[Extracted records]
***
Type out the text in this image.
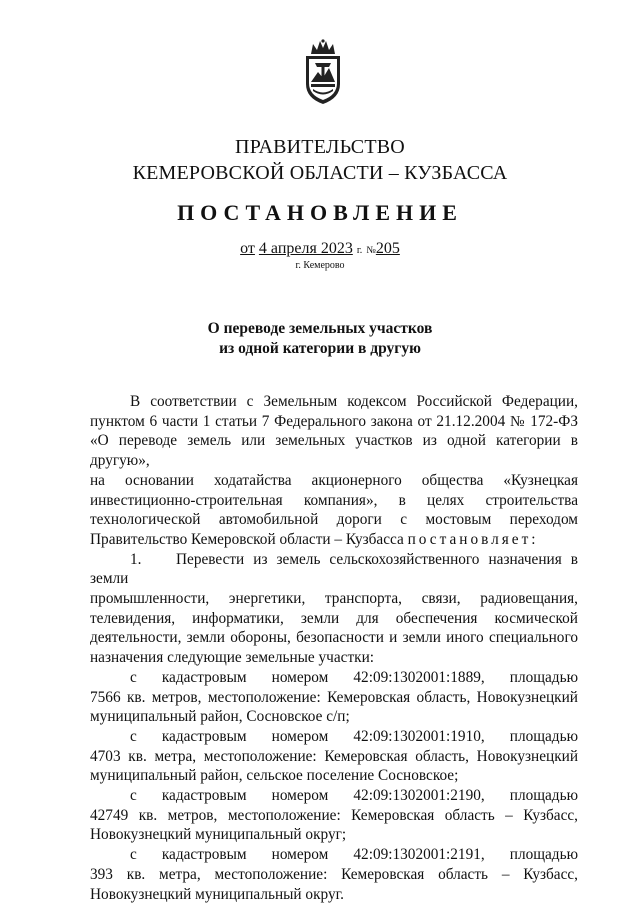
ПРАВИТЕЛЬСТВО
КЕМЕРОВСКОЙ ОБЛАСТИ – КУЗБАССА
ПОСТАНОВЛЕНИЕ
от 4 апреля 2023 г. №205
г. Кемерово
О переводе земельных участков
из одной категории в другую

В соответствии с Земельным кодексом Российской Федерации,

пунктом 6 части 1 статьи 7 Федерального закона от 21.12.2004 № 172-ФЗ

«О переводе земель или земельных участков из одной категории в другую»,

на основании ходатайства акционерного общества «Кузнецкая

инвестиционно-строительная компания», в целях строительства

технологической автомобильной дороги с мостовым переходом

Правительство Кемеровской области – Кузбасса постановляет:

1. Перевести из земель сельскохозяйственного назначения в земли

промышленности, энергетики, транспорта, связи, радиовещания,

телевидения, информатики, земли для обеспечения космической

деятельности, земли обороны, безопасности и земли иного специального

назначения следующие земельные участки:

с кадастровым номером 42:09:1302001:1889, площадью

7566 кв. метров, местоположение: Кемеровская область, Новокузнецкий

муниципальный район, Сосновское с/п;

с кадастровым номером 42:09:1302001:1910, площадью

4703 кв. метра, местоположение: Кемеровская область, Новокузнецкий

муниципальный район, сельское поселение Сосновское;

с кадастровым номером 42:09:1302001:2190, площадью

42749 кв. метров, местоположение: Кемеровская область – Кузбасс,

Новокузнецкий муниципальный округ;

с кадастровым номером 42:09:1302001:2191, площадью

393 кв. метра, местоположение: Кемеровская область – Кузбасс,

Новокузнецкий муниципальный округ.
***
Write the lines above out again exactly, without any of their pictures.

Type out the text in this image.
ПРАВИТЕЛЬСТВО
КЕМЕРОВСКОЙ ОБЛАСТИ – КУЗБАССА
ПОСТАНОВЛЕНИЕ
от 4 апреля 2023 г. №205
г. Кемерово
О переводе земельных участков
из одной категории в другую

В соответствии с Земельным кодексом Российской Федерации,

пунктом 6 части 1 статьи 7 Федерального закона от 21.12.2004 № 172-ФЗ

«О переводе земель или земельных участков из одной категории в другую»,

на основании ходатайства акционерного общества «Кузнецкая

инвестиционно-строительная компания», в целях строительства

технологической автомобильной дороги с мостовым переходом

Правительство Кемеровской области – Кузбасса постановляет:

1. Перевести из земель сельскохозяйственного назначения в земли

промышленности, энергетики, транспорта, связи, радиовещания,

телевидения, информатики, земли для обеспечения космической

деятельности, земли обороны, безопасности и земли иного специального

назначения следующие земельные участки:

с кадастровым номером 42:09:1302001:1889, площадью

7566 кв. метров, местоположение: Кемеровская область, Новокузнецкий

муниципальный район, Сосновское с/п;

с кадастровым номером 42:09:1302001:1910, площадью

4703 кв. метра, местоположение: Кемеровская область, Новокузнецкий

муниципальный район, сельское поселение Сосновское;

с кадастровым номером 42:09:1302001:2190, площадью

42749 кв. метров, местоположение: Кемеровская область – Кузбасс,

Новокузнецкий муниципальный округ;

с кадастровым номером 42:09:1302001:2191, площадью

393 кв. метра, местоположение: Кемеровская область – Кузбасс,

Новокузнецкий муниципальный округ.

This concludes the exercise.